### Dataset extract
>>>>>

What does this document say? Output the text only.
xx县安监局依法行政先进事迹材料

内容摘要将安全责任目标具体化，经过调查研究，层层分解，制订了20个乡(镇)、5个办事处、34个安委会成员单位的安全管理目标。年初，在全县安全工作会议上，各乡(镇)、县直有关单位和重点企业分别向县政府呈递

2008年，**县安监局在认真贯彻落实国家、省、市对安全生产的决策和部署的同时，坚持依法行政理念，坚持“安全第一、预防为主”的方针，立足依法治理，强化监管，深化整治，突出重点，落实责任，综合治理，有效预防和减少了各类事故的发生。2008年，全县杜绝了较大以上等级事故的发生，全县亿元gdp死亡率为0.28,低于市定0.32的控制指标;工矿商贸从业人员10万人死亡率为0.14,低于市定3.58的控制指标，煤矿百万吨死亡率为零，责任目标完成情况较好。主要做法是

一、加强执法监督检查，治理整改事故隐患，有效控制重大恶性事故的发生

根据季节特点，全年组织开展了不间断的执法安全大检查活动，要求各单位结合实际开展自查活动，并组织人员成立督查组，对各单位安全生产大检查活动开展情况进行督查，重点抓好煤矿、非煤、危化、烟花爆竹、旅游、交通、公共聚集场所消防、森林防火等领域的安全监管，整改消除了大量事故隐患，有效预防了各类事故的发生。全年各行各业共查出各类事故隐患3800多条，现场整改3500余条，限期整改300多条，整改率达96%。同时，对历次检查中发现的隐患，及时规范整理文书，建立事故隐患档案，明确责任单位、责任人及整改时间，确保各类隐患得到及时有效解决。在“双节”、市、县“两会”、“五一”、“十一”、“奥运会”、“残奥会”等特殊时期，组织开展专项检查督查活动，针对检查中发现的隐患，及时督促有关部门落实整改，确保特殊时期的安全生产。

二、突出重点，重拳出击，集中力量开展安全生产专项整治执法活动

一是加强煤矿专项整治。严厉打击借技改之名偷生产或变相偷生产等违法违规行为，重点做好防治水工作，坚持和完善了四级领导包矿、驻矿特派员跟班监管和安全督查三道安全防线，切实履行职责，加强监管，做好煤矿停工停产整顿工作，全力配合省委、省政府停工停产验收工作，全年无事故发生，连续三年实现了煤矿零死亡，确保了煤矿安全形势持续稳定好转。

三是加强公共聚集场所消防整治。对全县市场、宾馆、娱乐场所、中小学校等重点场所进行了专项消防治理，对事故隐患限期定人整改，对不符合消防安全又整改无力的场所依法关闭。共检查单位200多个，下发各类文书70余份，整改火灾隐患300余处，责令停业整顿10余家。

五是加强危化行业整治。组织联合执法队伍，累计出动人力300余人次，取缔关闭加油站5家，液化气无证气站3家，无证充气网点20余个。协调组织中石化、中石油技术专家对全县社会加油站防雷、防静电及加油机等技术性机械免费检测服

<<<<<

Using the records above, copy each line that contains "突出重点".

2008年，**县安监局在认真贯彻落实国家、省、市对安全生产的决策和部署的同时，坚持依法行政理念，坚持“安全第一、预防为主”的方针，立足依法治理，强化监管，深化整治，突出重点，落实责任，综合治理，有效预防和减少了各类事故的发生。2008年，全县杜绝了较大以上等级事故的发生，全县亿元gdp死亡率为0.28,低于市定0.32的控制指标;工矿商贸从业人员10万人死亡率为0.14,低于市定3.58的控制指标，煤矿百万吨死亡率为零，责任目标完成情况较好。主要做法是
二、突出重点，重拳出击，集中力量开展安全生产专项整治执法活动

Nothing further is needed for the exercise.